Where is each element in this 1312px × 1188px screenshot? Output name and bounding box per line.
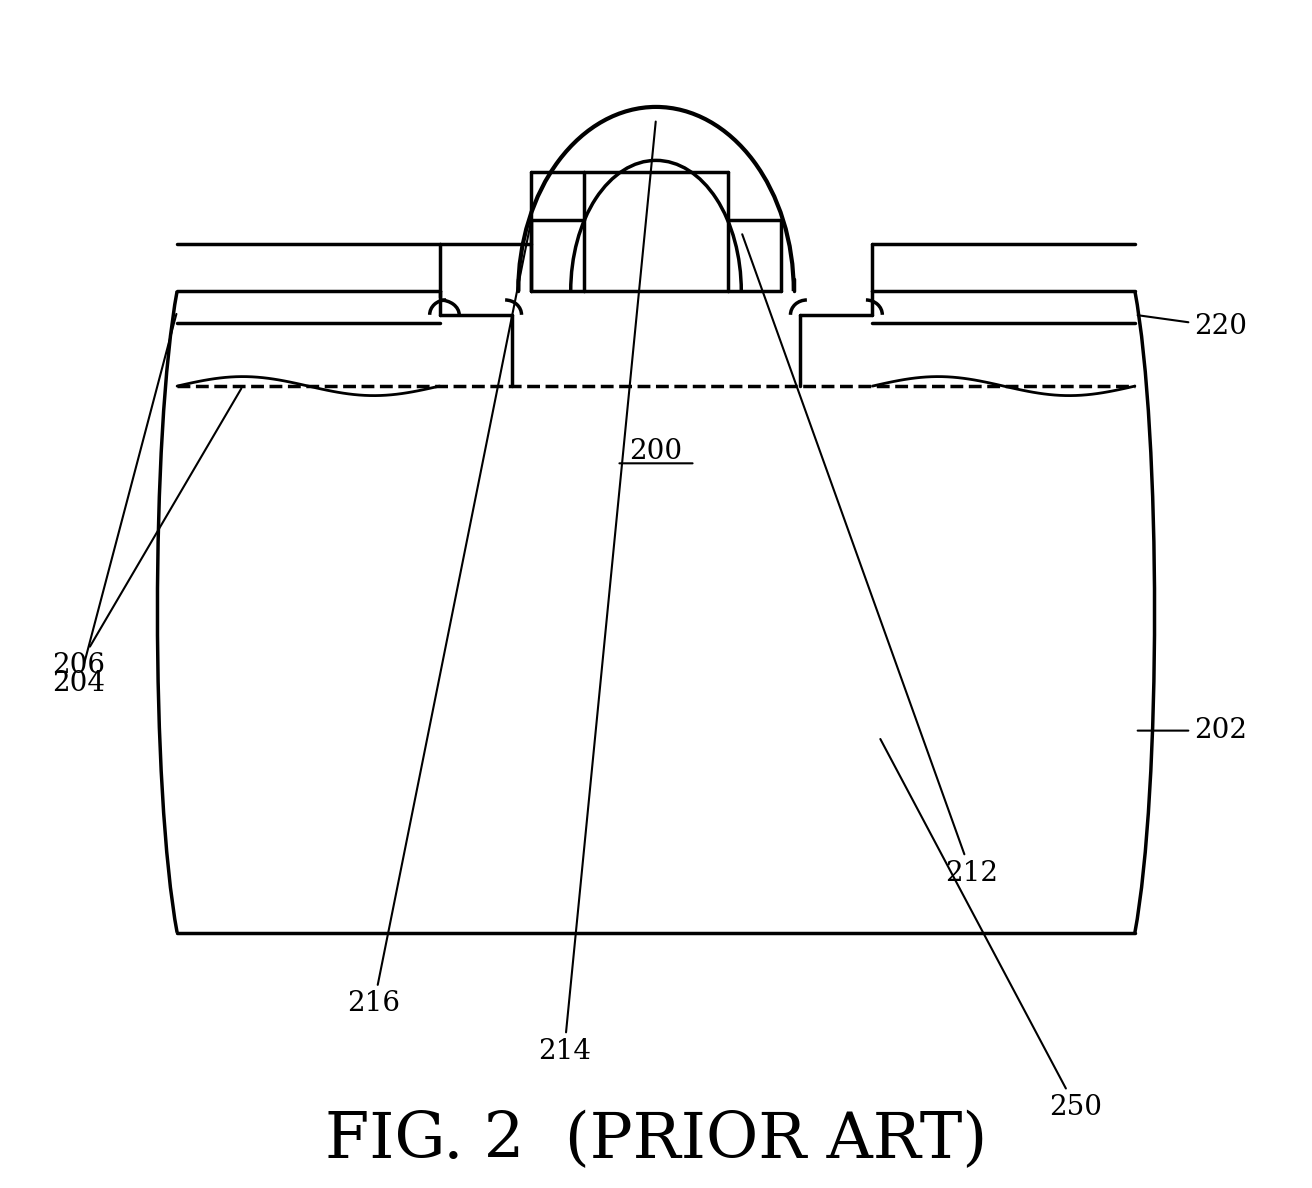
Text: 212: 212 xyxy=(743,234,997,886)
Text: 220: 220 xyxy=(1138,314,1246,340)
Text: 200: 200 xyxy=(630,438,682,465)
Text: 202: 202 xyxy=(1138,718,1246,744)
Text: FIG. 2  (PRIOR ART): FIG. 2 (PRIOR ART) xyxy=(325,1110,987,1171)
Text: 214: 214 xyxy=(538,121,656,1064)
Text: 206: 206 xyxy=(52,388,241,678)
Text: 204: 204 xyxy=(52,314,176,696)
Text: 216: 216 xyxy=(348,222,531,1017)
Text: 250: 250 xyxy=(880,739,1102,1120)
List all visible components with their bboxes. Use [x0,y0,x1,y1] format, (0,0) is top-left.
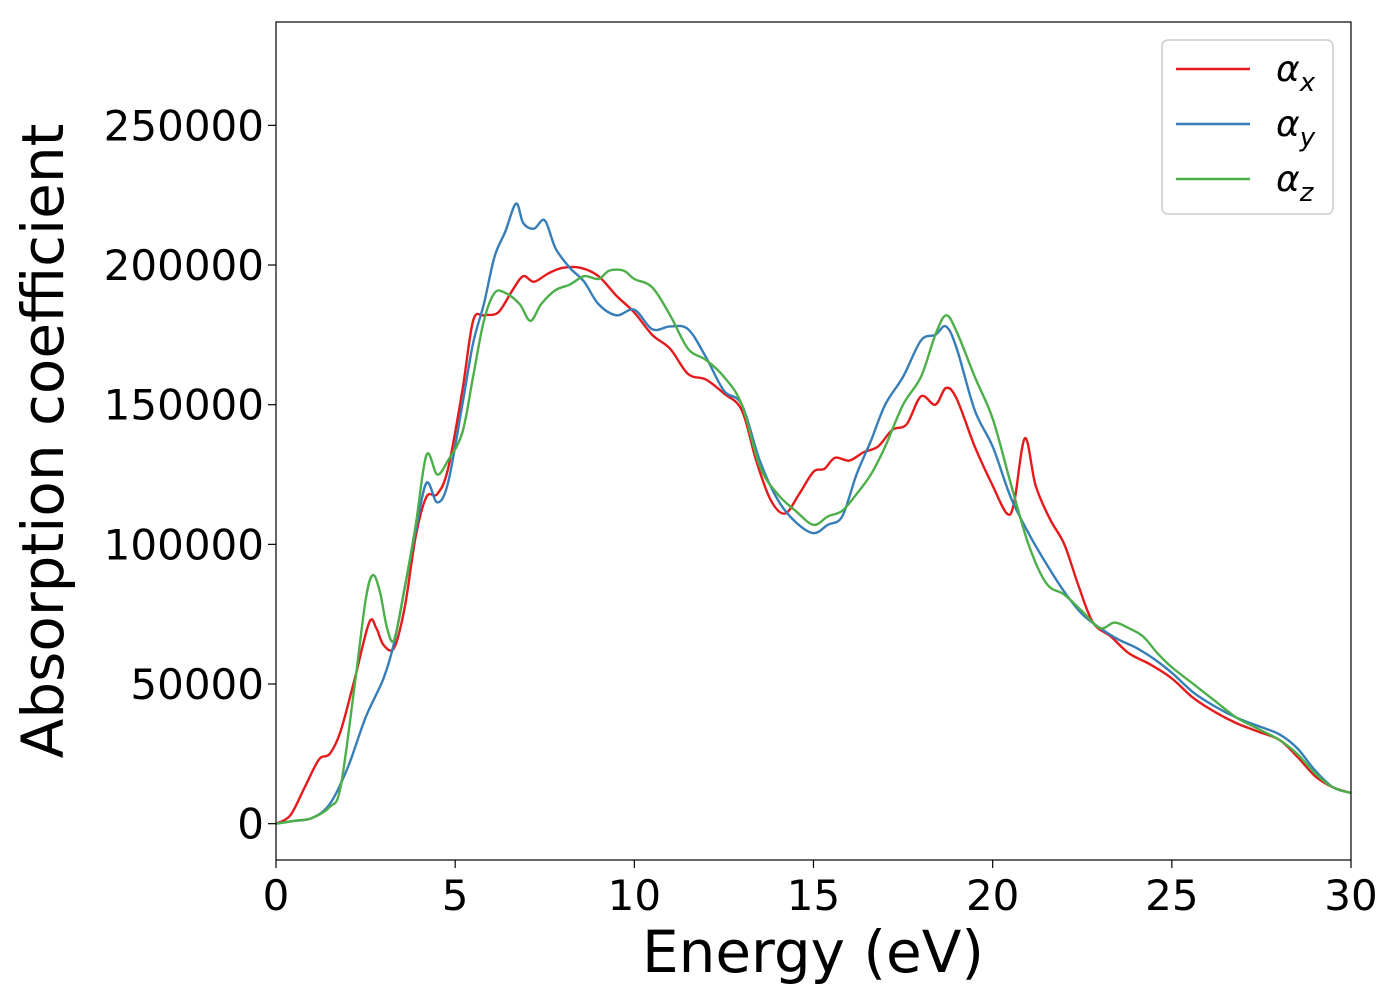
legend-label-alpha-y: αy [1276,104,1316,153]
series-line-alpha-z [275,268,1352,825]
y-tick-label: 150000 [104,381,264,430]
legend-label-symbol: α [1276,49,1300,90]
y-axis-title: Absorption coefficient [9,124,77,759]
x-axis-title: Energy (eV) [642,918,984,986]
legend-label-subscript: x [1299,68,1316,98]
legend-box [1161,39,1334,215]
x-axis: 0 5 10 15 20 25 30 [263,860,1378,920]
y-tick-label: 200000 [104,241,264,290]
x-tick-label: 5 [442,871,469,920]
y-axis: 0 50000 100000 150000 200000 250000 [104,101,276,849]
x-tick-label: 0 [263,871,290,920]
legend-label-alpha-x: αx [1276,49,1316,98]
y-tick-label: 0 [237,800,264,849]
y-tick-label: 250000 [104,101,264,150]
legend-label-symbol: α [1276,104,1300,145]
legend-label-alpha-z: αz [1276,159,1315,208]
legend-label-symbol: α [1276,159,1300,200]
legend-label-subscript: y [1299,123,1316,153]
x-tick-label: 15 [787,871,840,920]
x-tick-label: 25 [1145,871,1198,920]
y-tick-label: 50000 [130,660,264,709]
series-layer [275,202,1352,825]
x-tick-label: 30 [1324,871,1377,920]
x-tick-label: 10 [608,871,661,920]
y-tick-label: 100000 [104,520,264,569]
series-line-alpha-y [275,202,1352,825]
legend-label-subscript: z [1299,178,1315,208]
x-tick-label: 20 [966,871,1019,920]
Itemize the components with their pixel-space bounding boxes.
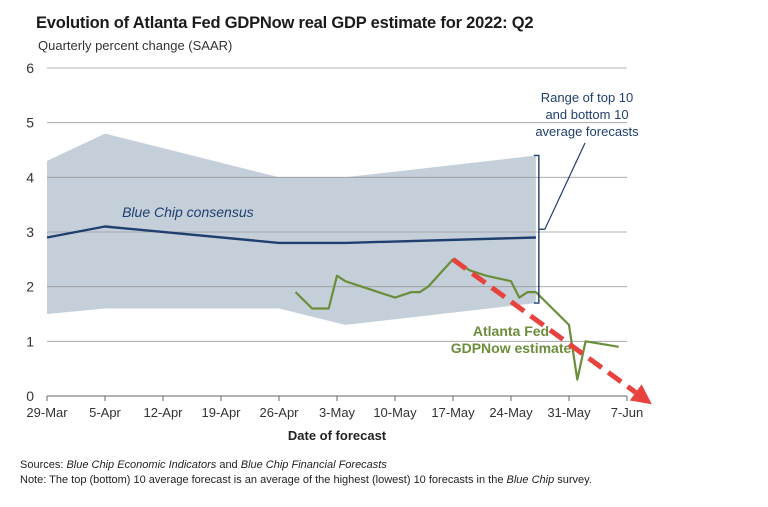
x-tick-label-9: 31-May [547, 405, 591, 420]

....

● Short exercise
Turn the material above into a Markdown table with the columns Row and Text, one numbered row per line. Skip blank lines and leave out the pictures.

● Written solution
| Row | Text |
|---|---|
| 1 | Where is each element in this 1312px × 1188px screenshot? Output name and bounding box per line. |
| 2 | Text: 212: 212 xyxy=(743,234,997,886) |
| 3 | Text: 220: 220 xyxy=(1138,314,1246,340) |
| 4 | Text: 200: 200 xyxy=(630,438,682,465) |
| 5 | Text: 202: 202 xyxy=(1138,718,1246,744) |
| 6 | Text: FIG. 2  (PRIOR ART): FIG. 2 (PRIOR ART) xyxy=(325,1110,987,1171) |
| 7 | Text: 214: 214 xyxy=(538,121,656,1064) |
| 8 | Text: 206: 206 xyxy=(52,388,241,678) |
| 9 | Text: 204: 204 xyxy=(52,314,176,696) |
| 10 | Text: 216: 216 xyxy=(348,222,531,1017) |
| 11 | Text: 250: 250 xyxy=(880,739,1102,1120) |
| 12 | List all visible components with their bboxes. Use [x0,y0,x1,y1] format, (0,0) is top-left. |
| 13 | legend-label-alpha-y: αy [1276,104,1316,153] |
| 14 | series-line-alpha-z [275,268,1352,825] |
| 15 | y-tick-label: 150000 [104,381,264,430] |
| 16 | legend-label-symbol: α [1276,49,1300,90] |
| 17 | y-axis-title: Absorption coefficient [9,124,77,759] |
| 18 | x-axis-title: Energy (eV) [642,918,984,986] |
| 19 | legend-label-subscript: x [1299,68,1316,98] |
| 20 | legend-box [1161,39,1334,215] |
| 21 | x-axis: 0 5 10 15 20 25 30 [263,860,1378,920] |
| 22 | y-tick-label: 200000 [104,241,264,290] |
| 23 | x-tick-label: 5 [442,871,469,920] |
| 24 | y-axis: 0 50000 100000 150000 200000 250000 [104,101,276,849] |
| 25 | x-tick-label: 0 [263,871,290,920] |
| 26 | legend-label-alpha-x: αx [1276,49,1316,98] |
| 27 | y-tick-label: 0 [237,800,264,849] |
| 28 | y-tick-label: 250000 [104,101,264,150] |
| 29 | legend-label-symbol: α [1276,104,1300,145] |
| 30 | legend-label-alpha-z: αz [1276,159,1315,208] |
| 31 | legend-label-symbol: α [1276,159,1300,200] |
| 32 | legend-label-subscript: y [1299,123,1316,153] |
| 33 | x-tick-label: 15 [787,871,840,920] |
| 34 | x-tick-label: 25 [1145,871,1198,920] |
| 35 | y-tick-label: 50000 [130,660,264,709] |
| 36 | series-layer [275,202,1352,825] |
| 37 | x-tick-label: 30 [1324,871,1377,920] |
| 38 | x-tick-label: 10 [608,871,661,920] |
| 39 | y-tick-label: 100000 [104,520,264,569] |
| 40 | series-line-alpha-y [275,202,1352,825] |
| 41 | legend-label-subscript: z [1299,178,1315,208] |
| 42 | x-tick-label: 20 [966,871,1019,920] |
| 43 | Itemize the components with their pixel-space bounding boxes. |
| 44 | x-tick-label-9: 31-May [547, 405, 591, 420] |